::: RECORDS PROVIDED :::

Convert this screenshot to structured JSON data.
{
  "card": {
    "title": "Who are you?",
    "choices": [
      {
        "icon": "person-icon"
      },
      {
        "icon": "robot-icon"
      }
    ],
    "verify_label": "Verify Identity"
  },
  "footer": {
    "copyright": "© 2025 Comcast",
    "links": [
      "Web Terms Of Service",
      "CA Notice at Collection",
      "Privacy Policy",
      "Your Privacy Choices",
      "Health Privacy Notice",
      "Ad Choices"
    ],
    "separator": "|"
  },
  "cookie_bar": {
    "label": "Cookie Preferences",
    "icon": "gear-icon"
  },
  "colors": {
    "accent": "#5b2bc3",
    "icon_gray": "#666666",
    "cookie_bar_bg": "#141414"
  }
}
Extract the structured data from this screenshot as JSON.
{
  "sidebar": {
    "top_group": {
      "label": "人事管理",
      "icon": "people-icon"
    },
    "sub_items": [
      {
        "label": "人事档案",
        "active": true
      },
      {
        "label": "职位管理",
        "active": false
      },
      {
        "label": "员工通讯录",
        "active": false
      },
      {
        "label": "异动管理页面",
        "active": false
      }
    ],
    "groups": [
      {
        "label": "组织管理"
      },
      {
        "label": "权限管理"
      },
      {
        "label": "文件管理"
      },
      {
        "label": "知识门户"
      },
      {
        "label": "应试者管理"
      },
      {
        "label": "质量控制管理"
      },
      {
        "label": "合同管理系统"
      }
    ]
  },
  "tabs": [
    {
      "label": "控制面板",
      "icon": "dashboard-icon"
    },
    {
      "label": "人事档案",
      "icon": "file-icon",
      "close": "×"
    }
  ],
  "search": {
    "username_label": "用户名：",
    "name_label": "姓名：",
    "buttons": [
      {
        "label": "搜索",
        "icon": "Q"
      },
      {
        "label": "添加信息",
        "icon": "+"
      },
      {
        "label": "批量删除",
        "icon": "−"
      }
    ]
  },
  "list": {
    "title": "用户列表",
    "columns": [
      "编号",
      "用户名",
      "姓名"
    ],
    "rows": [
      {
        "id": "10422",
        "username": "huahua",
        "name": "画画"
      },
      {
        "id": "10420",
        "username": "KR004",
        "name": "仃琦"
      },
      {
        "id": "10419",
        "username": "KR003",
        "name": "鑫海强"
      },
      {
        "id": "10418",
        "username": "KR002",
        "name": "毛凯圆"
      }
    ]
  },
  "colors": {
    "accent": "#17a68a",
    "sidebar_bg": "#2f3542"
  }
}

:::

Collect every line from the records above that contains the word "JSON".

Convert this screenshot to structured JSON data.
Extract the structured data from this screenshot as JSON.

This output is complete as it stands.